WHAT THIS TASK INVOLVES >>
Reproduce the lines of the data below exactly, beginning with the line that contains "achievement-title: Estrelas criadoras" and continuing through the final line of the data.

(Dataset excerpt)
'''
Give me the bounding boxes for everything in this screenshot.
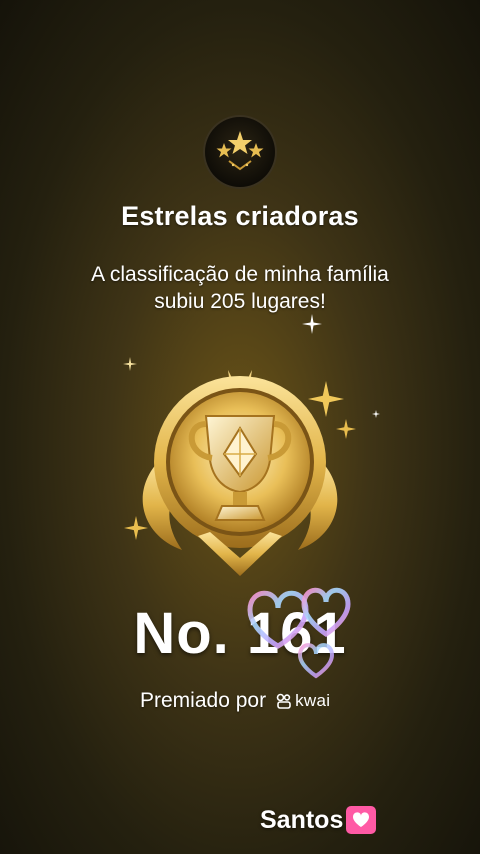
achievement-title: Estrelas criadoras — [121, 201, 359, 231]
gold-trophy-emblem-icon — [142, 370, 338, 576]
description-line-2: subiu 205 lugares! — [154, 290, 326, 313]
stars-badge-icon — [205, 117, 275, 187]
sparkle-icon — [372, 410, 380, 418]
achievement-description: A classificação de minha família subiu 2… — [40, 261, 440, 315]
user-watermark: Santos — [260, 805, 377, 835]
kwai-logo: kwai — [276, 691, 330, 711]
family-rank: No. 161 — [133, 601, 347, 666]
kwai-logo-icon — [276, 693, 291, 709]
pink-heart-icon — [346, 806, 377, 834]
kwai-brand-text: kwai — [295, 691, 331, 710]
watermark-text: Santos — [260, 805, 344, 834]
awarded-by: Premiado por kwai — [140, 688, 330, 714]
awarded-by-label: Premiado por — [140, 689, 267, 712]
sparkle-icon — [302, 314, 322, 334]
description-line-1: A classificação de minha família — [91, 263, 389, 286]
'''
RESULT BELOW >>
achievement-title: Estrelas criadoras — [121, 201, 359, 231]
gold-trophy-emblem-icon — [142, 370, 338, 576]
description-line-2: subiu 205 lugares! — [154, 290, 326, 313]
stars-badge-icon — [205, 117, 275, 187]
sparkle-icon — [372, 410, 380, 418]
achievement-description: A classificação de minha família subiu 2… — [40, 261, 440, 315]
user-watermark: Santos — [260, 805, 377, 835]
kwai-logo: kwai — [276, 691, 330, 711]
family-rank: No. 161 — [133, 601, 347, 666]
kwai-logo-icon — [276, 693, 291, 709]
pink-heart-icon — [346, 806, 377, 834]
kwai-brand-text: kwai — [295, 691, 331, 710]
watermark-text: Santos — [260, 805, 344, 834]
awarded-by: Premiado por kwai — [140, 688, 330, 714]
awarded-by-label: Premiado por — [140, 689, 267, 712]
sparkle-icon — [302, 314, 322, 334]
description-line-1: A classificação de minha família — [91, 263, 389, 286]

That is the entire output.